═══ Provided records

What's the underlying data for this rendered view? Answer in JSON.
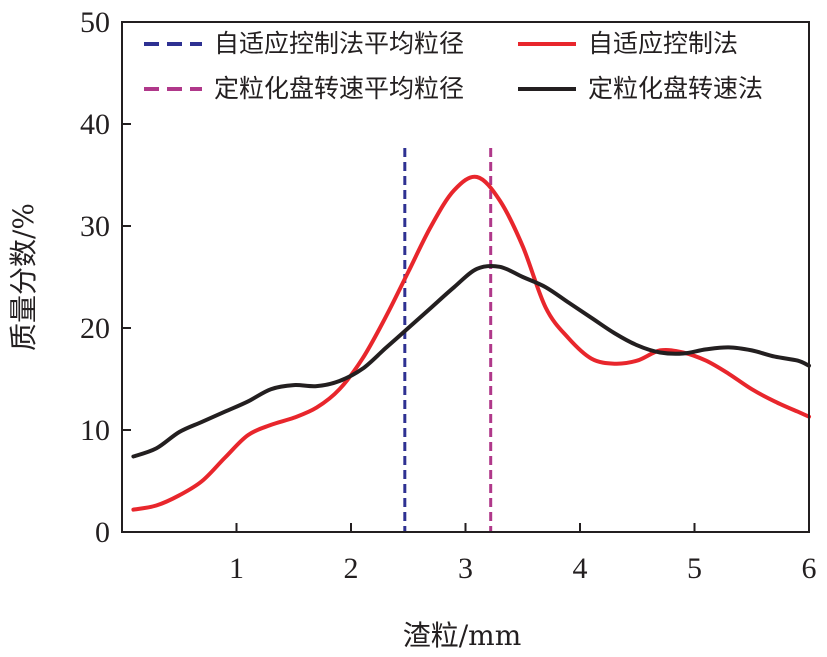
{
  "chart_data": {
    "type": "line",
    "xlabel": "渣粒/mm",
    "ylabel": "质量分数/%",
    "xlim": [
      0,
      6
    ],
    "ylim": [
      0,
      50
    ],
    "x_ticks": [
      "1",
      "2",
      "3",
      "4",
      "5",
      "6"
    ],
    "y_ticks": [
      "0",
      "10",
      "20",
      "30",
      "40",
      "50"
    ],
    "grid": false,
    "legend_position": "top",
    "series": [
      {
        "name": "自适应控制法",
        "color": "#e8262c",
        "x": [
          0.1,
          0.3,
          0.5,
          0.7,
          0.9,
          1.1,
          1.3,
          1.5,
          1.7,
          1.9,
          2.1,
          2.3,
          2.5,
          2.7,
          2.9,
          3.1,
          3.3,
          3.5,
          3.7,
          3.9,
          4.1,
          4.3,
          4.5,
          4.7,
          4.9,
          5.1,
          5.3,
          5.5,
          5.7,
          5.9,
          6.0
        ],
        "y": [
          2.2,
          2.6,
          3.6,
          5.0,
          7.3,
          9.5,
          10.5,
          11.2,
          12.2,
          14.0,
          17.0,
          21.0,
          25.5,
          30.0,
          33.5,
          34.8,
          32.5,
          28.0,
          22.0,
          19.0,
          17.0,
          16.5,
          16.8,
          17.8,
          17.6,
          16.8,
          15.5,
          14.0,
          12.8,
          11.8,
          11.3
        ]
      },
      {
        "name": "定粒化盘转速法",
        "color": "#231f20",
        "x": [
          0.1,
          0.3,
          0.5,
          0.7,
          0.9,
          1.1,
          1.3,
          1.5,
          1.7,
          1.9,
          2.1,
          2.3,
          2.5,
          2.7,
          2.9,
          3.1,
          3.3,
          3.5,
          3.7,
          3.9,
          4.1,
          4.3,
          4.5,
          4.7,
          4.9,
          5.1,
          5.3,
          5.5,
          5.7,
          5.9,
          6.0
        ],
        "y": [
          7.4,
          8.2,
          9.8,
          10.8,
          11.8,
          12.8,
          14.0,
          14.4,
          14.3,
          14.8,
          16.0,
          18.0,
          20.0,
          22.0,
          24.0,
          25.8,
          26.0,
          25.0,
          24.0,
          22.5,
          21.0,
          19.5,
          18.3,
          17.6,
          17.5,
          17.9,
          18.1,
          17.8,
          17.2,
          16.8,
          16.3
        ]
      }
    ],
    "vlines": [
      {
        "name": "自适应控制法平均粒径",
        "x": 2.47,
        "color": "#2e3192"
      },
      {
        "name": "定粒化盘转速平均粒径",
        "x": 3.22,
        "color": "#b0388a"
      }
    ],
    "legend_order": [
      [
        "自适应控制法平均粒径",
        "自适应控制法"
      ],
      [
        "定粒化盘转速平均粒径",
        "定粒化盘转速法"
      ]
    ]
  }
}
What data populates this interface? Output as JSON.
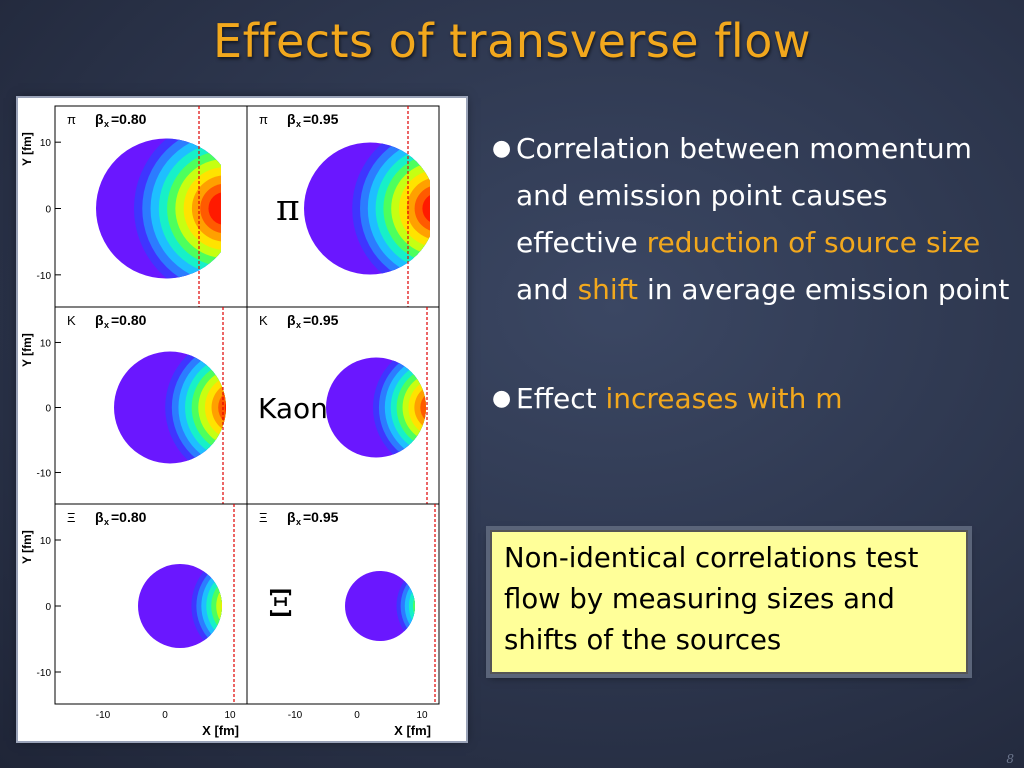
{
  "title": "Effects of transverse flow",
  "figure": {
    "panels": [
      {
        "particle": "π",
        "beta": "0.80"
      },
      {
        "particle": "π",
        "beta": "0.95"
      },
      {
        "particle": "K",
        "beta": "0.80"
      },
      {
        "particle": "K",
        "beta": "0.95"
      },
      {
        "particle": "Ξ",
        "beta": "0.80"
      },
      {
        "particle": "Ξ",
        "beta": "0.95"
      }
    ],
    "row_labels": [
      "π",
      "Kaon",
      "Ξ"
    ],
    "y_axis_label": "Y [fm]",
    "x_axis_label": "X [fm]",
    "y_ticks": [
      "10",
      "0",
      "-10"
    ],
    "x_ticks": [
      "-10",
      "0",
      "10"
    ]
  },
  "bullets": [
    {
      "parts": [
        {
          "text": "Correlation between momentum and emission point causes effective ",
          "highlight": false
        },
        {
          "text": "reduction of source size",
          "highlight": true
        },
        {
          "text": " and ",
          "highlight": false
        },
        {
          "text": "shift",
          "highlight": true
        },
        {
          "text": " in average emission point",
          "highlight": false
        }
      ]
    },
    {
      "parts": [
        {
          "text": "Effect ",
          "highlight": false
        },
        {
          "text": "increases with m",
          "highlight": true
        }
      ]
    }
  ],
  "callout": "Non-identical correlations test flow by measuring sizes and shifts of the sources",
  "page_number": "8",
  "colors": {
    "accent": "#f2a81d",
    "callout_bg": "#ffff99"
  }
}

══════

> What is expected: Repeat the data above exactly, but not the pictures.

> Output for this exercise:
What's the underlying data for this rendered view? Answer in JSON.
{
  "chart_data": {
    "type": "line",
    "xlabel": "渣粒/mm",
    "ylabel": "质量分数/%",
    "xlim": [
      0,
      6
    ],
    "ylim": [
      0,
      50
    ],
    "x_ticks": [
      "1",
      "2",
      "3",
      "4",
      "5",
      "6"
    ],
    "y_ticks": [
      "0",
      "10",
      "20",
      "30",
      "40",
      "50"
    ],
    "grid": false,
    "legend_position": "top",
    "series": [
      {
        "name": "自适应控制法",
        "color": "#e8262c",
        "x": [
          0.1,
          0.3,
          0.5,
          0.7,
          0.9,
          1.1,
          1.3,
          1.5,
          1.7,
          1.9,
          2.1,
          2.3,
          2.5,
          2.7,
          2.9,
          3.1,
          3.3,
          3.5,
          3.7,
          3.9,
          4.1,
          4.3,
          4.5,
          4.7,
          4.9,
          5.1,
          5.3,
          5.5,
          5.7,
          5.9,
          6.0
        ],
        "y": [
          2.2,
          2.6,
          3.6,
          5.0,
          7.3,
          9.5,
          10.5,
          11.2,
          12.2,
          14.0,
          17.0,
          21.0,
          25.5,
          30.0,
          33.5,
          34.8,
          32.5,
          28.0,
          22.0,
          19.0,
          17.0,
          16.5,
          16.8,
          17.8,
          17.6,
          16.8,
          15.5,
          14.0,
          12.8,
          11.8,
          11.3
        ]
      },
      {
        "name": "定粒化盘转速法",
        "color": "#231f20",
        "x": [
          0.1,
          0.3,
          0.5,
          0.7,
          0.9,
          1.1,
          1.3,
          1.5,
          1.7,
          1.9,
          2.1,
          2.3,
          2.5,
          2.7,
          2.9,
          3.1,
          3.3,
          3.5,
          3.7,
          3.9,
          4.1,
          4.3,
          4.5,
          4.7,
          4.9,
          5.1,
          5.3,
          5.5,
          5.7,
          5.9,
          6.0
        ],
        "y": [
          7.4,
          8.2,
          9.8,
          10.8,
          11.8,
          12.8,
          14.0,
          14.4,
          14.3,
          14.8,
          16.0,
          18.0,
          20.0,
          22.0,
          24.0,
          25.8,
          26.0,
          25.0,
          24.0,
          22.5,
          21.0,
          19.5,
          18.3,
          17.6,
          17.5,
          17.9,
          18.1,
          17.8,
          17.2,
          16.8,
          16.3
        ]
      }
    ],
    "vlines": [
      {
        "name": "自适应控制法平均粒径",
        "x": 2.47,
        "color": "#2e3192"
      },
      {
        "name": "定粒化盘转速平均粒径",
        "x": 3.22,
        "color": "#b0388a"
      }
    ],
    "legend_order": [
      [
        "自适应控制法平均粒径",
        "自适应控制法"
      ],
      [
        "定粒化盘转速平均粒径",
        "定粒化盘转速法"
      ]
    ]
  }
}
What data populates this interface? Output as JSON.
{
  "title": "Effects of transverse flow",
  "figure": {
    "panels": [
      {
        "particle": "π",
        "beta": "0.80"
      },
      {
        "particle": "π",
        "beta": "0.95"
      },
      {
        "particle": "K",
        "beta": "0.80"
      },
      {
        "particle": "K",
        "beta": "0.95"
      },
      {
        "particle": "Ξ",
        "beta": "0.80"
      },
      {
        "particle": "Ξ",
        "beta": "0.95"
      }
    ],
    "row_labels": [
      "π",
      "Kaon",
      "Ξ"
    ],
    "y_axis_label": "Y [fm]",
    "x_axis_label": "X [fm]",
    "y_ticks": [
      "10",
      "0",
      "-10"
    ],
    "x_ticks": [
      "-10",
      "0",
      "10"
    ]
  },
  "bullets": [
    {
      "parts": [
        {
          "text": "Correlation between momentum and emission point causes effective ",
          "highlight": false
        },
        {
          "text": "reduction of source size",
          "highlight": true
        },
        {
          "text": " and ",
          "highlight": false
        },
        {
          "text": "shift",
          "highlight": true
        },
        {
          "text": " in average emission point",
          "highlight": false
        }
      ]
    },
    {
      "parts": [
        {
          "text": "Effect ",
          "highlight": false
        },
        {
          "text": "increases with m",
          "highlight": true
        }
      ]
    }
  ],
  "callout": "Non-identical correlations test flow by measuring sizes and shifts of the sources",
  "page_number": "8",
  "colors": {
    "accent": "#f2a81d",
    "callout_bg": "#ffff99"
  }
}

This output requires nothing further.